═════ Records supplied
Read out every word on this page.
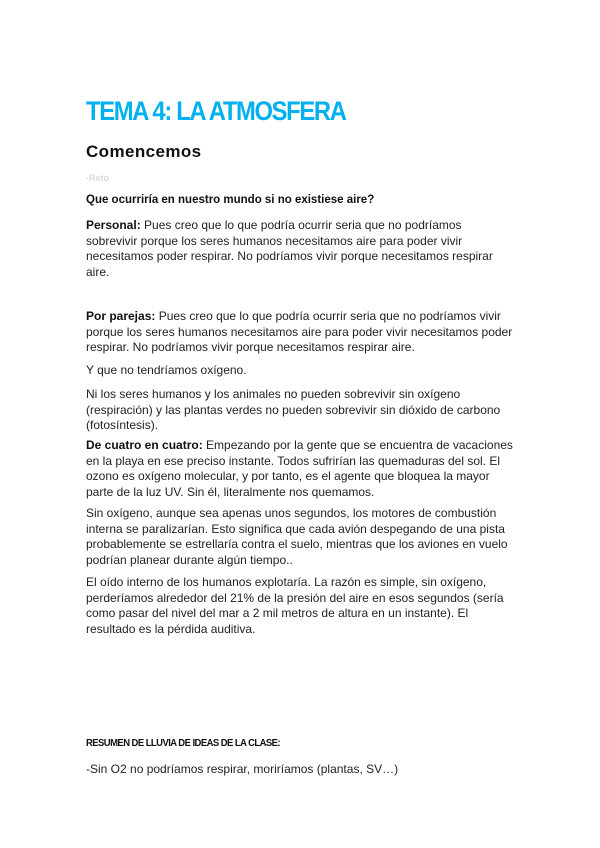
TEMA 4: LA ATMOSFERA
Comencemos

-Reto

Que ocurriría en nuestro mundo si no existiese aire?

Personal: Pues creo que lo que podría ocurrir seria que no podríamos sobrevivir porque los seres humanos necesitamos aire para poder vivir necesitamos poder respirar. No podríamos vivir porque necesitamos respirar aire.

Por parejas: Pues creo que lo que podría ocurrir seria que no podríamos vivir porque los seres humanos necesitamos aire para poder vivir necesitamos poder respirar. No podríamos vivir porque necesitamos respirar aire.

Y que no tendríamos oxígeno.

Ni los seres humanos y los animales no pueden sobrevivir sin oxígeno (respiración) y las plantas verdes no pueden sobrevivir sin dióxido de carbono (fotosíntesis).

De cuatro en cuatro: Empezando por la gente que se encuentra de vacaciones en la playa en ese preciso instante. Todos sufrirían las quemaduras del sol. El ozono es oxígeno molecular, y por tanto, es el agente que bloquea la mayor parte de la luz UV. Sin él, literalmente nos quemamos.

Sin oxígeno, aunque sea apenas unos segundos, los motores de combustión interna se paralizarían. Esto significa que cada avión despegando de una pista probablemente se estrellaría contra el suelo, mientras que los aviones en vuelo podrían planear durante algún tiempo..

El oído interno de los humanos explotaría. La razón es simple, sin oxígeno, perderíamos alrededor del 21% de la presión del aire en esos segundos (sería como pasar del nivel del mar a 2 mil metros de altura en un instante). El resultado es la pérdida auditiva.

RESUMEN DE LLUVIA DE IDEAS DE LA CLASE:

-Sin O2 no podríamos respirar, moriríamos (plantas, SV…)
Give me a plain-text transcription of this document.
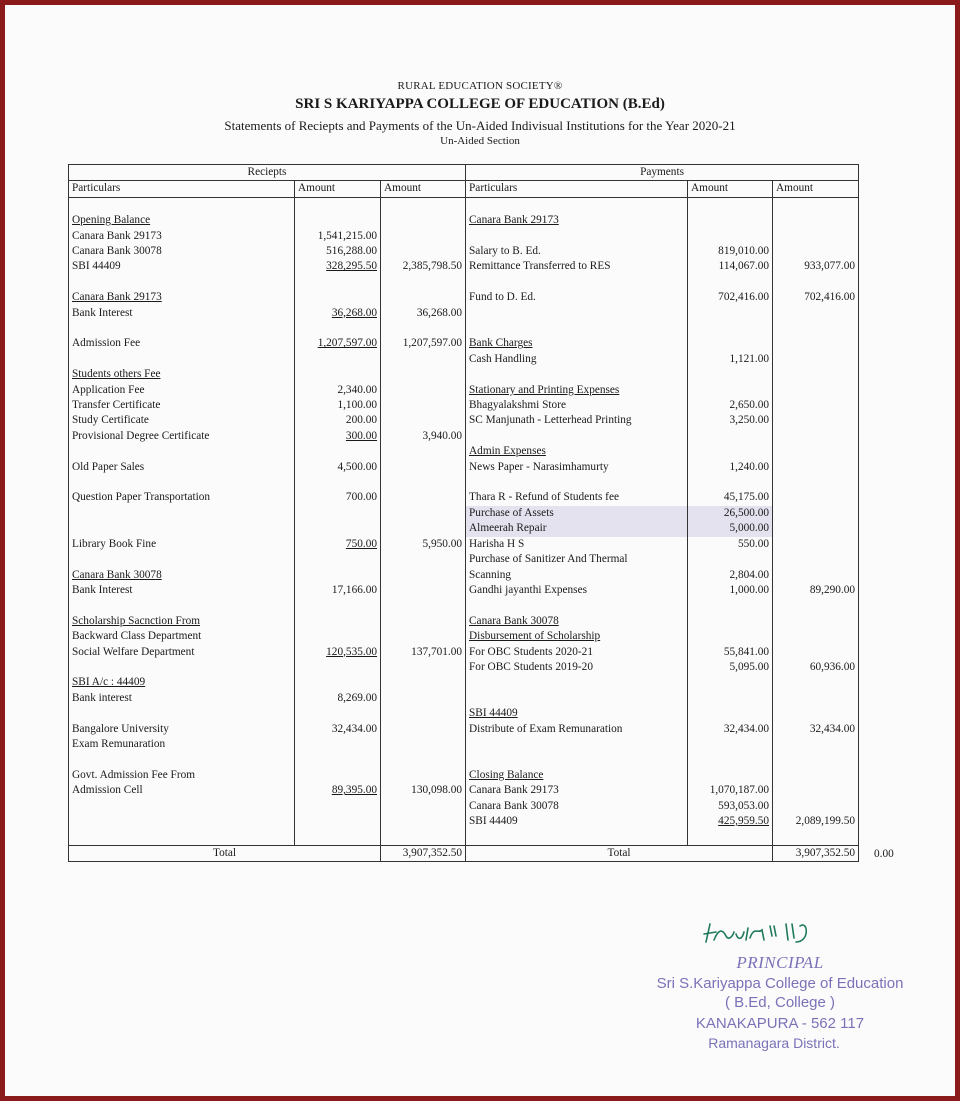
RURAL EDUCATION SOCIETY®
SRI S KARIYAPPA COLLEGE OF EDUCATION (B.Ed)
Statements of Reciepts and Payments of the Un-Aided Indivisual Institutions for the Year 2020-21
Un-Aided Section
Reciepts			Payments		
Particulars	Amount	Amount	Particulars	Amount	Amount

Opening Balance			Canara Bank 29173		
Canara Bank 29173	1,541,215.00				
Canara Bank 30078	516,288.00		Salary to B. Ed.	819,010.00	
SBI 44409	328,295.50	2,385,798.50	Remittance Transferred to RES	114,067.00	933,077.00

Canara Bank 29173			Fund to D. Ed.	702,416.00	702,416.00
Bank Interest	36,268.00	36,268.00			

Admission Fee	1,207,597.00	1,207,597.00	Bank Charges		
			Cash Handling	1,121.00	
Students others Fee					
Application Fee	2,340.00		Stationary and Printing Expenses		
Transfer Certificate	1,100.00		Bhagyalakshmi Store	2,650.00	
Study Certificate	200.00		SC Manjunath - Letterhead Printing	3,250.00	
Provisional Degree Certificate	300.00	3,940.00			
			Admin Expenses		
Old Paper Sales	4,500.00		News Paper - Narasimhamurty	1,240.00	

Question Paper Transportation	700.00		Thara R - Refund of Students fee	45,175.00	
			Purchase of Assets	26,500.00	
			Almeerah Repair	5,000.00	
Library Book Fine	750.00	5,950.00	Harisha H S	550.00	
			Purchase of Sanitizer And Thermal		
Canara Bank 30078			Scanning	2,804.00	
Bank Interest	17,166.00		Gandhi jayanthi Expenses	1,000.00	89,290.00

Scholarship Sacnction From			Canara Bank 30078		
Backward Class Department			Disbursement of Scholarship		
Social Welfare Department	120,535.00	137,701.00	For OBC Students 2020-21	55,841.00	
			For OBC Students 2019-20	5,095.00	60,936.00
SBI A/c : 44409					
Bank interest	8,269.00				
			SBI 44409		
Bangalore University	32,434.00		Distribute of Exam Remunaration	32,434.00	32,434.00
Exam Remunaration					

Govt. Admission Fee From			Closing Balance		
Admission Cell	89,395.00	130,098.00	Canara Bank 29173	1,070,187.00	
			Canara Bank 30078	593,053.00	
			SBI 44409	425,959.50	2,089,199.50

Total		3,907,352.50	Total		3,907,352.50 0.00
PRINCIPAL
Sri S.Kariyappa College of Education
( B.Ed, College )
KANAKAPURA - 562 117
Ramanagara District.
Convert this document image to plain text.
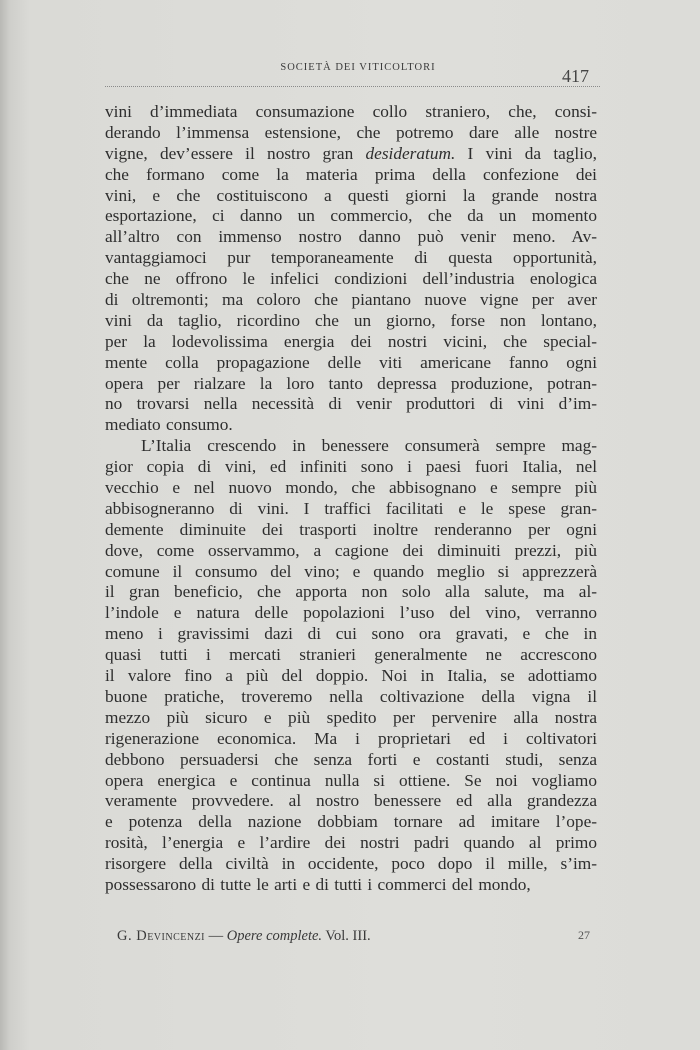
SOCIETÀ DEI VITICOLTORI	417
vini d’immediata consumazione collo straniero, che, consi-
derando l’immensa estensione, che potremo dare alle nostre
vigne, dev’essere il nostro gran desideratum. I vini da taglio,
che formano come la materia prima della confezione dei
vini, e che costituiscono a questi giorni la grande nostra
esportazione, ci danno un commercio, che da un momento
all’altro con immenso nostro danno può venir meno. Av-
vantaggiamoci pur temporaneamente di questa opportunità,
che ne offrono le infelici condizioni dell’industria enologica
di oltremonti; ma coloro che piantano nuove vigne per aver
vini da taglio, ricordino che un giorno, forse non lontano,
per la lodevolissima energia dei nostri vicini, che special-
mente colla propagazione delle viti americane fanno ogni
opera per rialzare la loro tanto depressa produzione, potran-
no trovarsi nella necessità di venir produttori di vini d’im-
mediato consumo.
L’Italia crescendo in benessere consumerà sempre mag-
gior copia di vini, ed infiniti sono i paesi fuori Italia, nel
vecchio e nel nuovo mondo, che abbisognano e sempre più
abbisogneranno di vini. I traffici facilitati e le spese gran-
demente diminuite dei trasporti inoltre renderanno per ogni
dove, come osservammo, a cagione dei diminuiti prezzi, più
comune il consumo del vino; e quando meglio si apprezzerà
il gran beneficio, che apporta non solo alla salute, ma al-
l’indole e natura delle popolazioni l’uso del vino, verranno
meno i gravissimi dazi di cui sono ora gravati, e che in
quasi tutti i mercati stranieri generalmente ne accrescono
il valore fino a più del doppio. Noi in Italia, se adottiamo
buone pratiche, troveremo nella coltivazione della vigna il
mezzo più sicuro e più spedito per pervenire alla nostra
rigenerazione economica. Ma i proprietari ed i coltivatori
debbono persuadersi che senza forti e costanti studi, senza
opera energica e continua nulla si ottiene. Se noi vogliamo
veramente provvedere. al nostro benessere ed alla grandezza
e potenza della nazione dobbiam tornare ad imitare l’ope-
rosità, l’energia e l’ardire dei nostri padri quando al primo
risorgere della civiltà in occidente, poco dopo il mille, s’im-
possessarono di tutte le arti e di tutti i commerci del mondo,
G. Devincenzi — Opere complete. Vol. III.	27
══════════
Stated task:
Without the images, write out each line of the data verbatim.

Correct response:
Read out every word on this page.
TEMA 4: LA ATMOSFERA
Comencemos

-Reto

Que ocurriría en nuestro mundo si no existiese aire?

Personal: Pues creo que lo que podría ocurrir seria que no podríamos sobrevivir porque los seres humanos necesitamos aire para poder vivir necesitamos poder respirar. No podríamos vivir porque necesitamos respirar aire.

Por parejas: Pues creo que lo que podría ocurrir seria que no podríamos vivir porque los seres humanos necesitamos aire para poder vivir necesitamos poder respirar. No podríamos vivir porque necesitamos respirar aire.

Y que no tendríamos oxígeno.

Ni los seres humanos y los animales no pueden sobrevivir sin oxígeno (respiración) y las plantas verdes no pueden sobrevivir sin dióxido de carbono (fotosíntesis).

De cuatro en cuatro: Empezando por la gente que se encuentra de vacaciones en la playa en ese preciso instante. Todos sufrirían las quemaduras del sol. El ozono es oxígeno molecular, y por tanto, es el agente que bloquea la mayor parte de la luz UV. Sin él, literalmente nos quemamos.

Sin oxígeno, aunque sea apenas unos segundos, los motores de combustión interna se paralizarían. Esto significa que cada avión despegando de una pista probablemente se estrellaría contra el suelo, mientras que los aviones en vuelo podrían planear durante algún tiempo..

El oído interno de los humanos explotaría. La razón es simple, sin oxígeno, perderíamos alrededor del 21% de la presión del aire en esos segundos (sería como pasar del nivel del mar a 2 mil metros de altura en un instante). El resultado es la pérdida auditiva.

RESUMEN DE LLUVIA DE IDEAS DE LA CLASE:

-Sin O2 no podríamos respirar, moriríamos (plantas, SV…)
Give me a plain-text transcription of this document.
RURAL EDUCATION SOCIETY®
SRI S KARIYAPPA COLLEGE OF EDUCATION (B.Ed)
Statements of Reciepts and Payments of the Un-Aided Indivisual Institutions for the Year 2020-21
Un-Aided Section
Reciepts			Payments		
Particulars	Amount	Amount	Particulars	Amount	Amount

Opening Balance			Canara Bank 29173		
Canara Bank 29173	1,541,215.00				
Canara Bank 30078	516,288.00		Salary to B. Ed.	819,010.00	
SBI 44409	328,295.50	2,385,798.50	Remittance Transferred to RES	114,067.00	933,077.00

Canara Bank 29173			Fund to D. Ed.	702,416.00	702,416.00
Bank Interest	36,268.00	36,268.00			

Admission Fee	1,207,597.00	1,207,597.00	Bank Charges		
			Cash Handling	1,121.00	
Students others Fee					
Application Fee	2,340.00		Stationary and Printing Expenses		
Transfer Certificate	1,100.00		Bhagyalakshmi Store	2,650.00	
Study Certificate	200.00		SC Manjunath - Letterhead Printing	3,250.00	
Provisional Degree Certificate	300.00	3,940.00			
			Admin Expenses		
Old Paper Sales	4,500.00		News Paper - Narasimhamurty	1,240.00	

Question Paper Transportation	700.00		Thara R - Refund of Students fee	45,175.00	
			Purchase of Assets	26,500.00	
			Almeerah Repair	5,000.00	
Library Book Fine	750.00	5,950.00	Harisha H S	550.00	
			Purchase of Sanitizer And Thermal		
Canara Bank 30078			Scanning	2,804.00	
Bank Interest	17,166.00		Gandhi jayanthi Expenses	1,000.00	89,290.00

Scholarship Sacnction From			Canara Bank 30078		
Backward Class Department			Disbursement of Scholarship		
Social Welfare Department	120,535.00	137,701.00	For OBC Students 2020-21	55,841.00	
			For OBC Students 2019-20	5,095.00	60,936.00
SBI A/c : 44409					
Bank interest	8,269.00				
			SBI 44409		
Bangalore University	32,434.00		Distribute of Exam Remunaration	32,434.00	32,434.00
Exam Remunaration					

Govt. Admission Fee From			Closing Balance		
Admission Cell	89,395.00	130,098.00	Canara Bank 29173	1,070,187.00	
			Canara Bank 30078	593,053.00	
			SBI 44409	425,959.50	2,089,199.50

Total		3,907,352.50	Total		3,907,352.50 0.00
PRINCIPAL
Sri S.Kariyappa College of Education
( B.Ed, College )
KANAKAPURA - 562 117
Ramanagara District.
Convert this document image to plain text.
SOCIETÀ DEI VITICOLTORI	417
vini d’immediata consumazione collo straniero, che, consi-
derando l’immensa estensione, che potremo dare alle nostre
vigne, dev’essere il nostro gran desideratum. I vini da taglio,
che formano come la materia prima della confezione dei
vini, e che costituiscono a questi giorni la grande nostra
esportazione, ci danno un commercio, che da un momento
all’altro con immenso nostro danno può venir meno. Av-
vantaggiamoci pur temporaneamente di questa opportunità,
che ne offrono le infelici condizioni dell’industria enologica
di oltremonti; ma coloro che piantano nuove vigne per aver
vini da taglio, ricordino che un giorno, forse non lontano,
per la lodevolissima energia dei nostri vicini, che special-
mente colla propagazione delle viti americane fanno ogni
opera per rialzare la loro tanto depressa produzione, potran-
no trovarsi nella necessità di venir produttori di vini d’im-
mediato consumo.
L’Italia crescendo in benessere consumerà sempre mag-
gior copia di vini, ed infiniti sono i paesi fuori Italia, nel
vecchio e nel nuovo mondo, che abbisognano e sempre più
abbisogneranno di vini. I traffici facilitati e le spese gran-
demente diminuite dei trasporti inoltre renderanno per ogni
dove, come osservammo, a cagione dei diminuiti prezzi, più
comune il consumo del vino; e quando meglio si apprezzerà
il gran beneficio, che apporta non solo alla salute, ma al-
l’indole e natura delle popolazioni l’uso del vino, verranno
meno i gravissimi dazi di cui sono ora gravati, e che in
quasi tutti i mercati stranieri generalmente ne accrescono
il valore fino a più del doppio. Noi in Italia, se adottiamo
buone pratiche, troveremo nella coltivazione della vigna il
mezzo più sicuro e più spedito per pervenire alla nostra
rigenerazione economica. Ma i proprietari ed i coltivatori
debbono persuadersi che senza forti e costanti studi, senza
opera energica e continua nulla si ottiene. Se noi vogliamo
veramente provvedere. al nostro benessere ed alla grandezza
e potenza della nazione dobbiam tornare ad imitare l’ope-
rosità, l’energia e l’ardire dei nostri padri quando al primo
risorgere della civiltà in occidente, poco dopo il mille, s’im-
possessarono di tutte le arti e di tutti i commerci del mondo,
G. Devincenzi — Opere complete. Vol. III.	27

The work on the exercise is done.